Read the records and gather each line that includes "text".
━━━ RECORDS FOR THE TASK ━━━
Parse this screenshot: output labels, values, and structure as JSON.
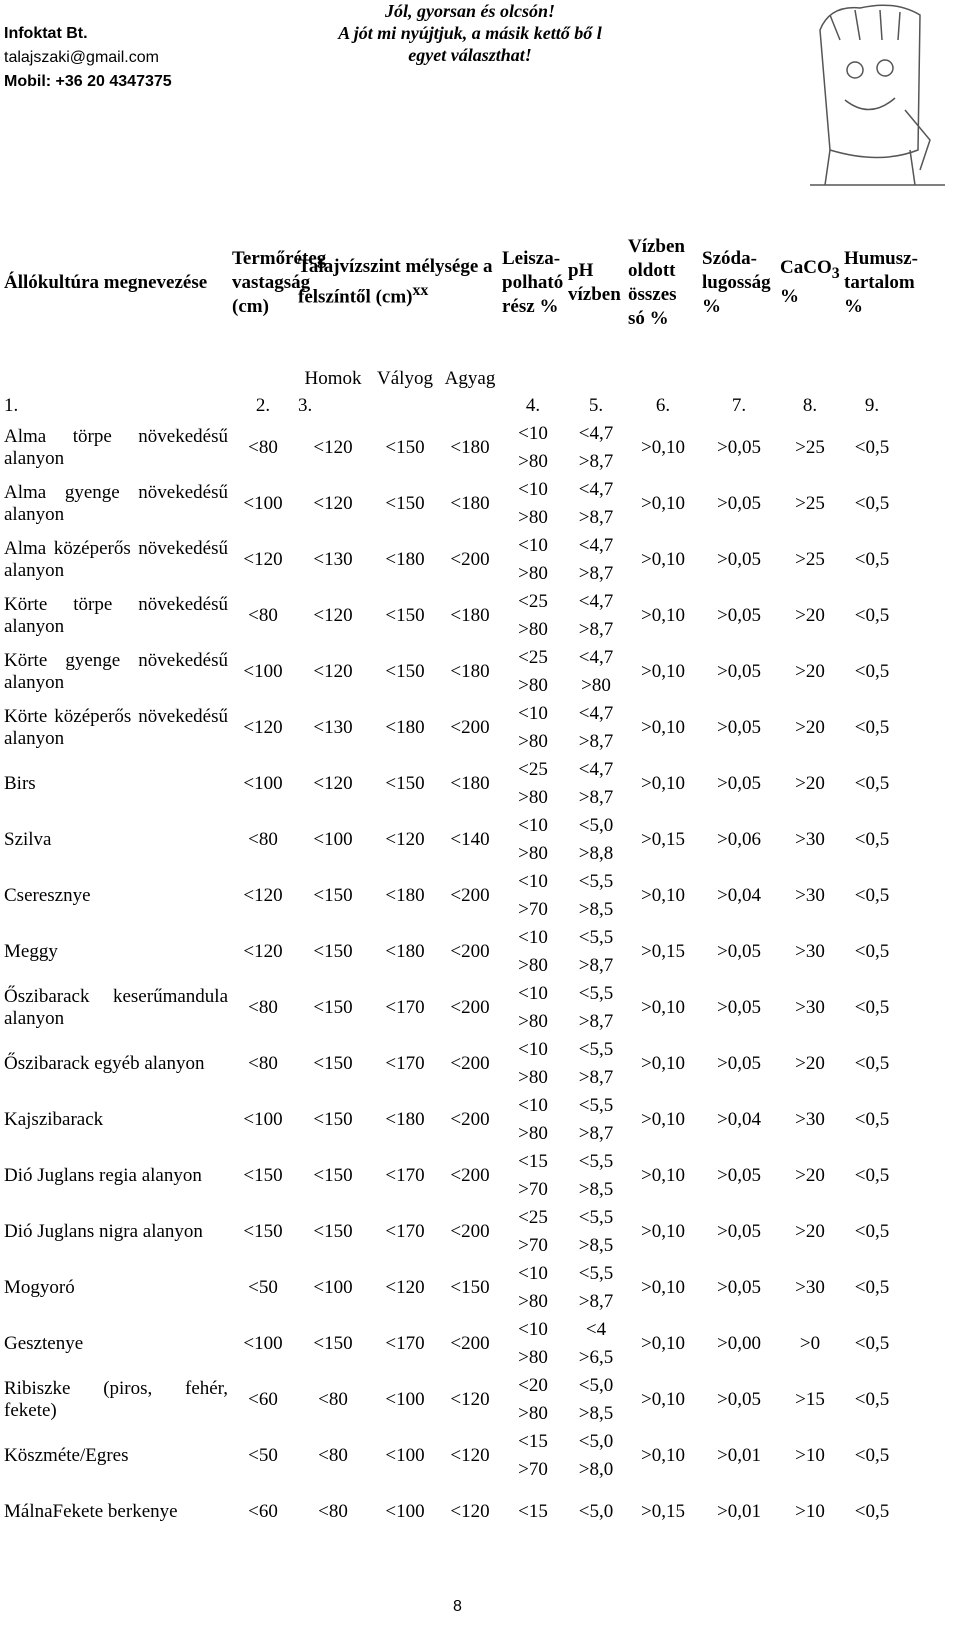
{
  "header": {
    "company": [
      "Infoktat Bt.",
      "talajszaki@gmail.com",
      "Mobil: +36 20 4347375"
    ],
    "slogan": [
      "Jól, gyorsan és olcsón!",
      "A jót mi nyújtjuk, a másik kettő bő l",
      "egyet választhat!"
    ]
  },
  "table": {
    "headers": [
      "Állókultúra megnevezése",
      "Termőréteg vastagság (cm)",
      {
        "text": "Talajvízszint mélysége a felszíntől (cm)",
        "sup": "xx"
      },
      "Leisza-polható rész %",
      "pH vízben",
      "Vízben oldott összes só %",
      "Szóda-lugosság %",
      {
        "text": "CaCO",
        "sub": "3",
        "tail": "%"
      },
      "Humusz-tartalom %"
    ],
    "subheaders": [
      "Homok",
      "Vályog",
      "Agyag"
    ],
    "numbers": [
      "1.",
      "2.",
      "3.",
      "4.",
      "5.",
      "6.",
      "7.",
      "8.",
      "9."
    ],
    "rows": [
      [
        "Alma törpe növekedésű alanyon",
        "<80",
        "<120",
        "<150",
        "<180",
        [
          "<10",
          ">80"
        ],
        [
          "<4,7",
          ">8,7"
        ],
        ">0,10",
        ">0,05",
        ">25",
        "<0,5"
      ],
      [
        "Alma gyenge növekedésű alanyon",
        "<100",
        "<120",
        "<150",
        "<180",
        [
          "<10",
          ">80"
        ],
        [
          "<4,7",
          ">8,7"
        ],
        ">0,10",
        ">0,05",
        ">25",
        "<0,5"
      ],
      [
        "Alma középerős növekedésű alanyon",
        "<120",
        "<130",
        "<180",
        "<200",
        [
          "<10",
          ">80"
        ],
        [
          "<4,7",
          ">8,7"
        ],
        ">0,10",
        ">0,05",
        ">25",
        "<0,5"
      ],
      [
        "Körte törpe növekedésű alanyon",
        "<80",
        "<120",
        "<150",
        "<180",
        [
          "<25",
          ">80"
        ],
        [
          "<4,7",
          ">8,7"
        ],
        ">0,10",
        ">0,05",
        ">20",
        "<0,5"
      ],
      [
        "Körte gyenge növekedésű alanyon",
        "<100",
        "<120",
        "<150",
        "<180",
        [
          "<25",
          ">80"
        ],
        [
          "<4,7",
          ">80"
        ],
        ">0,10",
        ">0,05",
        ">20",
        "<0,5"
      ],
      [
        "Körte középerős növekedésű alanyon",
        "<120",
        "<130",
        "<180",
        "<200",
        [
          "<10",
          ">80"
        ],
        [
          "<4,7",
          ">8,7"
        ],
        ">0,10",
        ">0,05",
        ">20",
        "<0,5"
      ],
      [
        "Birs",
        "<100",
        "<120",
        "<150",
        "<180",
        [
          "<25",
          ">80"
        ],
        [
          "<4,7",
          ">8,7"
        ],
        ">0,10",
        ">0,05",
        ">20",
        "<0,5"
      ],
      [
        "Szilva",
        "<80",
        "<100",
        "<120",
        "<140",
        [
          "<10",
          ">80"
        ],
        [
          "<5,0",
          ">8,8"
        ],
        ">0,15",
        ">0,06",
        ">30",
        "<0,5"
      ],
      [
        "Cseresznye",
        "<120",
        "<150",
        "<180",
        "<200",
        [
          "<10",
          ">70"
        ],
        [
          "<5,5",
          ">8,5"
        ],
        ">0,10",
        ">0,04",
        ">30",
        "<0,5"
      ],
      [
        "Meggy",
        "<120",
        "<150",
        "<180",
        "<200",
        [
          "<10",
          ">80"
        ],
        [
          "<5,5",
          ">8,7"
        ],
        ">0,15",
        ">0,05",
        ">30",
        "<0,5"
      ],
      [
        "Őszibarack keserűmandula alanyon",
        "<80",
        "<150",
        "<170",
        "<200",
        [
          "<10",
          ">80"
        ],
        [
          "<5,5",
          ">8,7"
        ],
        ">0,10",
        ">0,05",
        ">30",
        "<0,5"
      ],
      [
        "Őszibarack egyéb alanyon",
        "<80",
        "<150",
        "<170",
        "<200",
        [
          "<10",
          ">80"
        ],
        [
          "<5,5",
          ">8,7"
        ],
        ">0,10",
        ">0,05",
        ">20",
        "<0,5"
      ],
      [
        "Kajszibarack",
        "<100",
        "<150",
        "<180",
        "<200",
        [
          "<10",
          ">80"
        ],
        [
          "<5,5",
          ">8,7"
        ],
        ">0,10",
        ">0,04",
        ">30",
        "<0,5"
      ],
      [
        "Dió Juglans regia alanyon",
        "<150",
        "<150",
        "<170",
        "<200",
        [
          "<15",
          ">70"
        ],
        [
          "<5,5",
          ">8,5"
        ],
        ">0,10",
        ">0,05",
        ">20",
        "<0,5"
      ],
      [
        "Dió Juglans nigra alanyon",
        "<150",
        "<150",
        "<170",
        "<200",
        [
          "<25",
          ">70"
        ],
        [
          "<5,5",
          ">8,5"
        ],
        ">0,10",
        ">0,05",
        ">20",
        "<0,5"
      ],
      [
        "Mogyoró",
        "<50",
        "<100",
        "<120",
        "<150",
        [
          "<10",
          ">80"
        ],
        [
          "<5,5",
          ">8,7"
        ],
        ">0,10",
        ">0,05",
        ">30",
        "<0,5"
      ],
      [
        "Gesztenye",
        "<100",
        "<150",
        "<170",
        "<200",
        [
          "<10",
          ">80"
        ],
        [
          "<4",
          ">6,5"
        ],
        ">0,10",
        ">0,00",
        ">0",
        "<0,5"
      ],
      [
        "Ribiszke (piros, fehér, fekete)",
        "<60",
        "<80",
        "<100",
        "<120",
        [
          "<20",
          ">80"
        ],
        [
          "<5,0",
          ">8,5"
        ],
        ">0,10",
        ">0,05",
        ">15",
        "<0,5"
      ],
      [
        "Köszméte/Egres",
        "<50",
        "<80",
        "<100",
        "<120",
        [
          "<15",
          ">70"
        ],
        [
          "<5,0",
          ">8,0"
        ],
        ">0,10",
        ">0,01",
        ">10",
        "<0,5"
      ],
      [
        "MálnaFekete berkenye",
        "<60",
        "<80",
        "<100",
        "<120",
        [
          "<15"
        ],
        [
          "<5,0"
        ],
        ">0,15",
        ">0,01",
        ">10",
        "<0,5"
      ]
    ]
  },
  "footer": {
    "page": "8"
  }
}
━━━
### THE COMPLETED TASK
        "text": "Talajvízszint mélysége a felszíntől (cm)",
        "text": "CaCO",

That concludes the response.